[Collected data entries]
┄┄┄┄┄┄┄┄┄┄

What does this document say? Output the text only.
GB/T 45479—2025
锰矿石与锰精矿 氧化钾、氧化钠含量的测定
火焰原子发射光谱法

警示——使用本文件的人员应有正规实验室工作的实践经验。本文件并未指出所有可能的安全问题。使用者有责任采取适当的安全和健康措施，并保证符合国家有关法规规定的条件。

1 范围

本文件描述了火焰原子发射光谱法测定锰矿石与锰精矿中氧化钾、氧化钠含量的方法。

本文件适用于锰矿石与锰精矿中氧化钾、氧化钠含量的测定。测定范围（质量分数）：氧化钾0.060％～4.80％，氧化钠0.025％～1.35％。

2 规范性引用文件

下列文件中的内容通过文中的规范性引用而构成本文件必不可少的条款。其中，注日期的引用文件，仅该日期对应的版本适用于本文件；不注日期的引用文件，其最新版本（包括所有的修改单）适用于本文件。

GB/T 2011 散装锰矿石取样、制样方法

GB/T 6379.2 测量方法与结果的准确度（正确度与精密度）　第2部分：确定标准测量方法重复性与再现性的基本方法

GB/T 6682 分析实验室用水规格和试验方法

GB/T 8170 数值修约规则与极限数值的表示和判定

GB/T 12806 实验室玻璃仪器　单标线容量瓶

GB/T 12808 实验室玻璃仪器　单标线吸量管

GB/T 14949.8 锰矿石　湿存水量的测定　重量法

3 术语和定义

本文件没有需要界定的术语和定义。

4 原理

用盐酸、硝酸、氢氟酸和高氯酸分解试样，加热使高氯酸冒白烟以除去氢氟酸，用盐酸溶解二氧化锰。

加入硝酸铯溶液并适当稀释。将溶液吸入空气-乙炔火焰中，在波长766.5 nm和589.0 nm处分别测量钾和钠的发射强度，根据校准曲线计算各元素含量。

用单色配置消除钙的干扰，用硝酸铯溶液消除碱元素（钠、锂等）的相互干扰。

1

┄┄┄┄┄┄┄┄┄┄

= GIVEN EXERCISE =
Write out the whole listing again, exactly as it stands.

= CORRECT RESPONSE =
What does this document say? Output the text only.
GB/T 45479—2025
锰矿石与锰精矿 氧化钾、氧化钠含量的测定
火焰原子发射光谱法

警示——使用本文件的人员应有正规实验室工作的实践经验。本文件并未指出所有可能的安全问题。使用者有责任采取适当的安全和健康措施，并保证符合国家有关法规规定的条件。

1 范围

本文件描述了火焰原子发射光谱法测定锰矿石与锰精矿中氧化钾、氧化钠含量的方法。

本文件适用于锰矿石与锰精矿中氧化钾、氧化钠含量的测定。测定范围（质量分数）：氧化钾0.060％～4.80％，氧化钠0.025％～1.35％。

2 规范性引用文件

下列文件中的内容通过文中的规范性引用而构成本文件必不可少的条款。其中，注日期的引用文件，仅该日期对应的版本适用于本文件；不注日期的引用文件，其最新版本（包括所有的修改单）适用于本文件。

GB/T 2011 散装锰矿石取样、制样方法

GB/T 6379.2 测量方法与结果的准确度（正确度与精密度）　第2部分：确定标准测量方法重复性与再现性的基本方法

GB/T 6682 分析实验室用水规格和试验方法

GB/T 8170 数值修约规则与极限数值的表示和判定

GB/T 12806 实验室玻璃仪器　单标线容量瓶

GB/T 12808 实验室玻璃仪器　单标线吸量管

GB/T 14949.8 锰矿石　湿存水量的测定　重量法

3 术语和定义

本文件没有需要界定的术语和定义。

4 原理

用盐酸、硝酸、氢氟酸和高氯酸分解试样，加热使高氯酸冒白烟以除去氢氟酸，用盐酸溶解二氧化锰。

加入硝酸铯溶液并适当稀释。将溶液吸入空气-乙炔火焰中，在波长766.5 nm和589.0 nm处分别测量钾和钠的发射强度，根据校准曲线计算各元素含量。

用单色配置消除钙的干扰，用硝酸铯溶液消除碱元素（钠、锂等）的相互干扰。

1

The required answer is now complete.